Repeat the following lines exactly and nothing else: the line containing "Type out the text in this image." and each line after it through the end of the listing.
===== Supplied records =====
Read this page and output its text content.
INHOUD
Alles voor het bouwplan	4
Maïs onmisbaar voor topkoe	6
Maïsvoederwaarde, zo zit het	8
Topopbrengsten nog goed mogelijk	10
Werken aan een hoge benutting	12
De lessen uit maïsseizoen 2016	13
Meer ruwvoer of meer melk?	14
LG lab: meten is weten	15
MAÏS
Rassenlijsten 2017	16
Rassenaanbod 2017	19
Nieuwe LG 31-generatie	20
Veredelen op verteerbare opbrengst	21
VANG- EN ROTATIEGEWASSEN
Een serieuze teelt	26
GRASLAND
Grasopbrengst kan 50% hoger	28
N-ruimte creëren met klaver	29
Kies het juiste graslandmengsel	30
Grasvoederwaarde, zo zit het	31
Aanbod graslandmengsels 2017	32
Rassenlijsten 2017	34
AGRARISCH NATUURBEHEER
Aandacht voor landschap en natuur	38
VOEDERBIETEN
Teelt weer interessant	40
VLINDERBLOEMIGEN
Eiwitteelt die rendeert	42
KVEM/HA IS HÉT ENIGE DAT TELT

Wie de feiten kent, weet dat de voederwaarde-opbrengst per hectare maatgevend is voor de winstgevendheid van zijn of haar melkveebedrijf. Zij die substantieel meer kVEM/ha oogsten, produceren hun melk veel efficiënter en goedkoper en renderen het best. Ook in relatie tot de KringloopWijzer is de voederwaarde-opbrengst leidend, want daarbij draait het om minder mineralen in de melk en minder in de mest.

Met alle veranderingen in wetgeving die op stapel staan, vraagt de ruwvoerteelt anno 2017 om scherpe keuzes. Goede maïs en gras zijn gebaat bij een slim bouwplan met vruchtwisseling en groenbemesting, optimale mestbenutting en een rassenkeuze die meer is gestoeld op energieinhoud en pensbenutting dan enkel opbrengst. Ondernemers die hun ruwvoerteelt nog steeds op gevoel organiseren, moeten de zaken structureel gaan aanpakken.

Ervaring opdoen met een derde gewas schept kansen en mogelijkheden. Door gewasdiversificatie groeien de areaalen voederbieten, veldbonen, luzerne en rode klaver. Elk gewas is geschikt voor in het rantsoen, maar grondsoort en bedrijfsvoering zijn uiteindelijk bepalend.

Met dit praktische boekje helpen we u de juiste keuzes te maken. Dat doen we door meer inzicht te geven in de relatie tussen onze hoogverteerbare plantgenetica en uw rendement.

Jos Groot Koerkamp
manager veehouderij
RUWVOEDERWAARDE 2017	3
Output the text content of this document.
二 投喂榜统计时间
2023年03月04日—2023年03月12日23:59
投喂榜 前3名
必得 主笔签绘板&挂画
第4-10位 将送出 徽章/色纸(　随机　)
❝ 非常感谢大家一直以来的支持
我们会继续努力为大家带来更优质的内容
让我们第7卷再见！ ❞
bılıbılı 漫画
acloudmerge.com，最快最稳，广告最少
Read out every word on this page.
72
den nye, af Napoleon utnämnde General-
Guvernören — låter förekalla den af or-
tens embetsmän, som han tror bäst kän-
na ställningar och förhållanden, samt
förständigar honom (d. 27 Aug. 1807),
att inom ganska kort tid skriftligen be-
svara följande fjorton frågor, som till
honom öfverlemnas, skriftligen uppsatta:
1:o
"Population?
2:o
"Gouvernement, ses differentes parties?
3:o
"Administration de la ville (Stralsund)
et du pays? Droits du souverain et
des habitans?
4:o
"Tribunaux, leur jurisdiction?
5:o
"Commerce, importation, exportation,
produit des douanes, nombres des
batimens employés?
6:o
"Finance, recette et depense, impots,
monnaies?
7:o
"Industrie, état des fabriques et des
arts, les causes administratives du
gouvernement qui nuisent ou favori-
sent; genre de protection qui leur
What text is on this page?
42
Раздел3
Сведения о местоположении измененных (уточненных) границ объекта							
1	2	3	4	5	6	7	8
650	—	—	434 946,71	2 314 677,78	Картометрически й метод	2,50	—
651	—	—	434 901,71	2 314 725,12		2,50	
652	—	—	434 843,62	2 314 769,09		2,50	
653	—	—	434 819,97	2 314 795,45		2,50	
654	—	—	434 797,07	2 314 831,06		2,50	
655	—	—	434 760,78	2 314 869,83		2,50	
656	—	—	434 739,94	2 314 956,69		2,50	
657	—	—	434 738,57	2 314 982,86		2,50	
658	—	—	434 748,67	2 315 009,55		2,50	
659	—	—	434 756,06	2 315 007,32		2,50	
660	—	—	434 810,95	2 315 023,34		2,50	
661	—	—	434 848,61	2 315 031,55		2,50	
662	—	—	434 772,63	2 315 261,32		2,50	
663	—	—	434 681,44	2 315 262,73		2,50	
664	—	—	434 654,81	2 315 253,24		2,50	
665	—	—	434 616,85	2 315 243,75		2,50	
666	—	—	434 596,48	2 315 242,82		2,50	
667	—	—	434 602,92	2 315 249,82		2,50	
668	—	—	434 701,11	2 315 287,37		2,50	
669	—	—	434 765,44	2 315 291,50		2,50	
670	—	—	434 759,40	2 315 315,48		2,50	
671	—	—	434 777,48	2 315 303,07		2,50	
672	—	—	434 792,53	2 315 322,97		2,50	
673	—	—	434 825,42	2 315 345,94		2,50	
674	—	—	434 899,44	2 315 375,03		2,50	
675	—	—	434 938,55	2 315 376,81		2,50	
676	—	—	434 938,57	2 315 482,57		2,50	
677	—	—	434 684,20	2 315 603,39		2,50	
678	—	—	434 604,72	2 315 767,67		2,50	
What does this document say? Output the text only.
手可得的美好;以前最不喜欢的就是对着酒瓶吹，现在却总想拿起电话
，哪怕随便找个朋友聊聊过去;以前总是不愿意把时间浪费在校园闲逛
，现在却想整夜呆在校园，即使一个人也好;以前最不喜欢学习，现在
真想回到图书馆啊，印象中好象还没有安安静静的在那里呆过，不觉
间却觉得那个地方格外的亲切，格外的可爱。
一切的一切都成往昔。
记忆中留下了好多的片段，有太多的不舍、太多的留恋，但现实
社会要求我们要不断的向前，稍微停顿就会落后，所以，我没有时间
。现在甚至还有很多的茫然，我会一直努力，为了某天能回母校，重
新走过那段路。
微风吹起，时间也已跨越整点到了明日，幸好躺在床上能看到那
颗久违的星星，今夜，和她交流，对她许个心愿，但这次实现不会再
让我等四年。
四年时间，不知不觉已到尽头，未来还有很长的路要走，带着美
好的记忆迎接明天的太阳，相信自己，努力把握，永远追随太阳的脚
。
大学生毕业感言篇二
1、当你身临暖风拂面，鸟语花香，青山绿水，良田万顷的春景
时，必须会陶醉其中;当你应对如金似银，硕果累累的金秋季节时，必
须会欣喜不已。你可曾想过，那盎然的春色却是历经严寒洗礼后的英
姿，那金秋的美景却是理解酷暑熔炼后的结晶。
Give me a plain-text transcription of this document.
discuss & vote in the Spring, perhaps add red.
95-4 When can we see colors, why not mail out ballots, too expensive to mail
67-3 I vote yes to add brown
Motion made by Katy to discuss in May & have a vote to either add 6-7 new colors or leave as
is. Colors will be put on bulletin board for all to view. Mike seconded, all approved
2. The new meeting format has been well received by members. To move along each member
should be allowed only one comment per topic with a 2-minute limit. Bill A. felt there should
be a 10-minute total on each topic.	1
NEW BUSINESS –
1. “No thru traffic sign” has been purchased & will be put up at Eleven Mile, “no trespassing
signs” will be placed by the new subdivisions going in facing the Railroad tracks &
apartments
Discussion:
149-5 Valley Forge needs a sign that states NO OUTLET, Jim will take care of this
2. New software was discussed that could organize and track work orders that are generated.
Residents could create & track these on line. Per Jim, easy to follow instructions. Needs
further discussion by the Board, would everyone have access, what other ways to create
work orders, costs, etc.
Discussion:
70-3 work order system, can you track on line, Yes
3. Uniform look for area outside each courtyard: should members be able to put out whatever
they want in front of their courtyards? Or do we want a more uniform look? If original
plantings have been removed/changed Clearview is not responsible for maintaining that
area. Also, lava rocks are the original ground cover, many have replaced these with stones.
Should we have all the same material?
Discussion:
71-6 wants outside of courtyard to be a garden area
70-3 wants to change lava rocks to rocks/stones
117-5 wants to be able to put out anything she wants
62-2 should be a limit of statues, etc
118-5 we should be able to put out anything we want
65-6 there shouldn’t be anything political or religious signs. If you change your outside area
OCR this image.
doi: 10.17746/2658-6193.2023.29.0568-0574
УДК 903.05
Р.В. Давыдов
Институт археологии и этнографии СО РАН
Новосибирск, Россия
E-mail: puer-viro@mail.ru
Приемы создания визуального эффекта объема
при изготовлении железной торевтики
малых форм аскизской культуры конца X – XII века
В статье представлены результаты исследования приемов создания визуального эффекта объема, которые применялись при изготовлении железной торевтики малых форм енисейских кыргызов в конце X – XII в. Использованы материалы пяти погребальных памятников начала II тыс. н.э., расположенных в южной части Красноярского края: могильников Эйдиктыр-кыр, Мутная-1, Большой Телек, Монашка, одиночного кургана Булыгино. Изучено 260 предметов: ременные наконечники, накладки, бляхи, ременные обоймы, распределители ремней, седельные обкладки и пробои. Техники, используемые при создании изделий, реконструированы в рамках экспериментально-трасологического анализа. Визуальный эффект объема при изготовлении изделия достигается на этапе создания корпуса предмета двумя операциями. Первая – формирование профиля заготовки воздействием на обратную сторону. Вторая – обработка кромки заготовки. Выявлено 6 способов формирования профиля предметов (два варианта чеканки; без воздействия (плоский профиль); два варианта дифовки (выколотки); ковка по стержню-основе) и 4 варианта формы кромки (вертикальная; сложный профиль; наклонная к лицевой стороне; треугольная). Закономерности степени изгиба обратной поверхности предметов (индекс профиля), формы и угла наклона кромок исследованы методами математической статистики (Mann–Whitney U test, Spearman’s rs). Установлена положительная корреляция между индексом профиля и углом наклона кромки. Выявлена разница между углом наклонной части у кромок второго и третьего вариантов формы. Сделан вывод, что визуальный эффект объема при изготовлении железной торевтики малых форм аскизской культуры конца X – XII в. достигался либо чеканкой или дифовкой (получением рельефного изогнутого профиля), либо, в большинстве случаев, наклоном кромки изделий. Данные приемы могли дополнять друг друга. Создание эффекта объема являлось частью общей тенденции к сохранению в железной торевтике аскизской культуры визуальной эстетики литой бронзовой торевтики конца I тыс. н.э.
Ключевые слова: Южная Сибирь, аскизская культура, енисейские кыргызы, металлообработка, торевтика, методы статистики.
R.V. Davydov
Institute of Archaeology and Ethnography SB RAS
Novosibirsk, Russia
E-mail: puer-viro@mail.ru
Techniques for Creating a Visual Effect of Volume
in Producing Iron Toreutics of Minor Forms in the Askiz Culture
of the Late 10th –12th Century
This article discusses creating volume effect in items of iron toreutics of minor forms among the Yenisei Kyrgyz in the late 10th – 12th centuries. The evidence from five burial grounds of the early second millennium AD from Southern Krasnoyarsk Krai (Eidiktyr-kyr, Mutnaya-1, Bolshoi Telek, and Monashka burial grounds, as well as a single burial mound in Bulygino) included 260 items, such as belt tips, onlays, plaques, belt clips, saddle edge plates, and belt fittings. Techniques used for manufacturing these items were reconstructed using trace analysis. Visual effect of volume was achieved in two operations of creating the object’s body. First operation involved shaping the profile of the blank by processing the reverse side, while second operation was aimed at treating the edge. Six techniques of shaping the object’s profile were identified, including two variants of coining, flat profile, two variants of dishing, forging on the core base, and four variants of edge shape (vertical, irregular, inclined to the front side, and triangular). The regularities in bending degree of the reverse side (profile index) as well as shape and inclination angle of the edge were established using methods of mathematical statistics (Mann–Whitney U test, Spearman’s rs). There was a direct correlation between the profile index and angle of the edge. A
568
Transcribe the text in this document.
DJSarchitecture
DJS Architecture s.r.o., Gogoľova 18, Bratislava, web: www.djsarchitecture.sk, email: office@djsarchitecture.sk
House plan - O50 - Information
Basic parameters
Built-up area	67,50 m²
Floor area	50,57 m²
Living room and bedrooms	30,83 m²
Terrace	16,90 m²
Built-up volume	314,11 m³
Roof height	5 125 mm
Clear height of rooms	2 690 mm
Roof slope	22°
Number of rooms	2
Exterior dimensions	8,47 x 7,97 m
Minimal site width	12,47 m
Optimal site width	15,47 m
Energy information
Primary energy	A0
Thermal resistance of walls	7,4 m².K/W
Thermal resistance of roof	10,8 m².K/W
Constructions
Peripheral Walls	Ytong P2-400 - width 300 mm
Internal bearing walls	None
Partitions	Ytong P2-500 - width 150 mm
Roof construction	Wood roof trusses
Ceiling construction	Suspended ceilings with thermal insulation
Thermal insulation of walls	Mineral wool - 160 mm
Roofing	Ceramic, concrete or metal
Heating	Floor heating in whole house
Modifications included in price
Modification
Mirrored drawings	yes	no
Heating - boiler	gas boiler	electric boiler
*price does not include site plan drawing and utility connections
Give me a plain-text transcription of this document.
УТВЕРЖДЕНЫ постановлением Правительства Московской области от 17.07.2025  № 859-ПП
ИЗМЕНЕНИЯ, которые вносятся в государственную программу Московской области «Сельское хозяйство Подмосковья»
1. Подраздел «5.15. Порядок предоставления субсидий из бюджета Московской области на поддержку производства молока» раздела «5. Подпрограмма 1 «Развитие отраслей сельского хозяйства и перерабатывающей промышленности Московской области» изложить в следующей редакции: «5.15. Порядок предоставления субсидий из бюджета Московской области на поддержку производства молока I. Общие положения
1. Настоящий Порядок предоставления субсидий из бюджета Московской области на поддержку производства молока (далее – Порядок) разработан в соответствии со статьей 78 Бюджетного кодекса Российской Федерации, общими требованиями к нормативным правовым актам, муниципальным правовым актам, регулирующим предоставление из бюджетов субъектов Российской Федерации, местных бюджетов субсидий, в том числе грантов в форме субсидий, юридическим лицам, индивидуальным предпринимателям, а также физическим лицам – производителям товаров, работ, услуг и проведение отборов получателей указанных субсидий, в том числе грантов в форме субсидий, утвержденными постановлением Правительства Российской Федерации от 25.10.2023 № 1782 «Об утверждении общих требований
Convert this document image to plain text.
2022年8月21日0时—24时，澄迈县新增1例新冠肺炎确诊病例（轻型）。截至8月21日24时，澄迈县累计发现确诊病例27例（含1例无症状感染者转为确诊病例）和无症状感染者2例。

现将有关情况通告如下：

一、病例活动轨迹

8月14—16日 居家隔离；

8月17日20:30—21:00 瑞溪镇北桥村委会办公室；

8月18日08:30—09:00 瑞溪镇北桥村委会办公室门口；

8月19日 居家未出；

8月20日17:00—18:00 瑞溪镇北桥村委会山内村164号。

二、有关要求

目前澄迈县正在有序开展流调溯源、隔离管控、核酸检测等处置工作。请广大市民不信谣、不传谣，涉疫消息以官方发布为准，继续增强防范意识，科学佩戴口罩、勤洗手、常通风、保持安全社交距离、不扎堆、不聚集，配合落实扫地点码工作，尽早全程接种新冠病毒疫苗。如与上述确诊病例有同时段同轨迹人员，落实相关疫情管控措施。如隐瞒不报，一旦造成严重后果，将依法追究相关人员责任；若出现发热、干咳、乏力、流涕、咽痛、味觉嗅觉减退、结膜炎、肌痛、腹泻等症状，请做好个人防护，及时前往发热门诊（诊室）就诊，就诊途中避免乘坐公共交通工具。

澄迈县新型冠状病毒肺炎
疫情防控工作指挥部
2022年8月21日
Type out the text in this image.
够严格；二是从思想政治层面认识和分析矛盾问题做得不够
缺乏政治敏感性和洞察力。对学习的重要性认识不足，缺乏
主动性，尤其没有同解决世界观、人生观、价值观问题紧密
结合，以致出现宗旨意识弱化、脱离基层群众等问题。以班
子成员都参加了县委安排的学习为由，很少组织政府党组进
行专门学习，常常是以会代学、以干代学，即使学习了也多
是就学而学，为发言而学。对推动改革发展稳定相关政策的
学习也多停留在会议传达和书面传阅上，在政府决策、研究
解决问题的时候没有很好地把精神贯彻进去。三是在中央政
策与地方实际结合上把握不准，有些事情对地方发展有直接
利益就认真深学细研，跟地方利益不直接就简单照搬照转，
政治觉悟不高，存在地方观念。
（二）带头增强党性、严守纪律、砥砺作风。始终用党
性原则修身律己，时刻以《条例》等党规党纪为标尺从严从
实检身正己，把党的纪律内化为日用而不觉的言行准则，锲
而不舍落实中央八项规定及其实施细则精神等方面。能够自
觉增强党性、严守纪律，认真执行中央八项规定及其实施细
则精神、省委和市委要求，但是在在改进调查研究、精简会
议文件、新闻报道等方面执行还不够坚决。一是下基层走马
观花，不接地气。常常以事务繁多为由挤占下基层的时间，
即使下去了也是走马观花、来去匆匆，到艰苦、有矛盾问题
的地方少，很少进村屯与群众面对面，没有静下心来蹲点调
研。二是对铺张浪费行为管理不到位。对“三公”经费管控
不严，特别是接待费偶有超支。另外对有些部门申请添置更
=====
**Response below**
Type out the text in this image.
够严格；二是从思想政治层面认识和分析矛盾问题做得不够
缺乏政治敏感性和洞察力。对学习的重要性认识不足，缺乏
主动性，尤其没有同解决世界观、人生观、价值观问题紧密
结合，以致出现宗旨意识弱化、脱离基层群众等问题。以班
子成员都参加了县委安排的学习为由，很少组织政府党组进
行专门学习，常常是以会代学、以干代学，即使学习了也多
是就学而学，为发言而学。对推动改革发展稳定相关政策的
学习也多停留在会议传达和书面传阅上，在政府决策、研究
解决问题的时候没有很好地把精神贯彻进去。三是在中央政
策与地方实际结合上把握不准，有些事情对地方发展有直接
利益就认真深学细研，跟地方利益不直接就简单照搬照转，
政治觉悟不高，存在地方观念。
（二）带头增强党性、严守纪律、砥砺作风。始终用党
性原则修身律己，时刻以《条例》等党规党纪为标尺从严从
实检身正己，把党的纪律内化为日用而不觉的言行准则，锲
而不舍落实中央八项规定及其实施细则精神等方面。能够自
觉增强党性、严守纪律，认真执行中央八项规定及其实施细
则精神、省委和市委要求，但是在在改进调查研究、精简会
议文件、新闻报道等方面执行还不够坚决。一是下基层走马
观花，不接地气。常常以事务繁多为由挤占下基层的时间，
即使下去了也是走马观花、来去匆匆，到艰苦、有矛盾问题
的地方少，很少进村屯与群众面对面，没有静下心来蹲点调
研。二是对铺张浪费行为管理不到位。对“三公”经费管控
不严，特别是接待费偶有超支。另外对有些部门申请添置更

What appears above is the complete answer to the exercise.